[STATED TASK] Print the listing below exactly.

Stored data
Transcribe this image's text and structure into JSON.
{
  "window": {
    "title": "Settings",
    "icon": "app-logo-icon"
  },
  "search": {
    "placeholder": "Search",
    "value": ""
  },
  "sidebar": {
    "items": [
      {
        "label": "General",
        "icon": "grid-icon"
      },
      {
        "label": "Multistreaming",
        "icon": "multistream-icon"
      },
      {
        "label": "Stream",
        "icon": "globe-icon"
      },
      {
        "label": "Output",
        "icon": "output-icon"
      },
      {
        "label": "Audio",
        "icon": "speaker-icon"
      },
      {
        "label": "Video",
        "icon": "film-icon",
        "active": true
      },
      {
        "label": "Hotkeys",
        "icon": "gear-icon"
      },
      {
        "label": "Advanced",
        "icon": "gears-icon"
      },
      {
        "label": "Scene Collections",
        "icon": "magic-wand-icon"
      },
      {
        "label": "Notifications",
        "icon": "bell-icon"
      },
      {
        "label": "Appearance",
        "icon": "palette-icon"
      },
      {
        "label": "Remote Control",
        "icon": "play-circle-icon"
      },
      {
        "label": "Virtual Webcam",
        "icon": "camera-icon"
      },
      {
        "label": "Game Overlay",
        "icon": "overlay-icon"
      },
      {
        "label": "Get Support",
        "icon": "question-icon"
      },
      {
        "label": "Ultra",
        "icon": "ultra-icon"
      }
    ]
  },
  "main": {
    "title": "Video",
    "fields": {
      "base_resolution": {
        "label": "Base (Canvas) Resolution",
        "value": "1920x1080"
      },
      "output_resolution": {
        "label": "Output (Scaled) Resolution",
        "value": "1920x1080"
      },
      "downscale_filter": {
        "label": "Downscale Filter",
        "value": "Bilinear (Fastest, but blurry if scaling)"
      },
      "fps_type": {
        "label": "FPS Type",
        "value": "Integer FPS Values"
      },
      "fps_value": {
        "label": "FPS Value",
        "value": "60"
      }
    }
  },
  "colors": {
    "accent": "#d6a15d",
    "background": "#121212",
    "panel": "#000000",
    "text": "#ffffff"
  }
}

[RESULT BELOW]
Transcribe this image's text and structure into JSON.
{
  "window": {
    "title": "Settings",
    "icon": "app-logo-icon"
  },
  "search": {
    "placeholder": "Search",
    "value": ""
  },
  "sidebar": {
    "items": [
      {
        "label": "General",
        "icon": "grid-icon"
      },
      {
        "label": "Multistreaming",
        "icon": "multistream-icon"
      },
      {
        "label": "Stream",
        "icon": "globe-icon"
      },
      {
        "label": "Output",
        "icon": "output-icon"
      },
      {
        "label": "Audio",
        "icon": "speaker-icon"
      },
      {
        "label": "Video",
        "icon": "film-icon",
        "active": true
      },
      {
        "label": "Hotkeys",
        "icon": "gear-icon"
      },
      {
        "label": "Advanced",
        "icon": "gears-icon"
      },
      {
        "label": "Scene Collections",
        "icon": "magic-wand-icon"
      },
      {
        "label": "Notifications",
        "icon": "bell-icon"
      },
      {
        "label": "Appearance",
        "icon": "palette-icon"
      },
      {
        "label": "Remote Control",
        "icon": "play-circle-icon"
      },
      {
        "label": "Virtual Webcam",
        "icon": "camera-icon"
      },
      {
        "label": "Game Overlay",
        "icon": "overlay-icon"
      },
      {
        "label": "Get Support",
        "icon": "question-icon"
      },
      {
        "label": "Ultra",
        "icon": "ultra-icon"
      }
    ]
  },
  "main": {
    "title": "Video",
    "fields": {
      "base_resolution": {
        "label": "Base (Canvas) Resolution",
        "value": "1920x1080"
      },
      "output_resolution": {
        "label": "Output (Scaled) Resolution",
        "value": "1920x1080"
      },
      "downscale_filter": {
        "label": "Downscale Filter",
        "value": "Bilinear (Fastest, but blurry if scaling)"
      },
      "fps_type": {
        "label": "FPS Type",
        "value": "Integer FPS Values"
      },
      "fps_value": {
        "label": "FPS Value",
        "value": "60"
      }
    }
  },
  "colors": {
    "accent": "#d6a15d",
    "background": "#121212",
    "panel": "#000000",
    "text": "#ffffff"
  }
}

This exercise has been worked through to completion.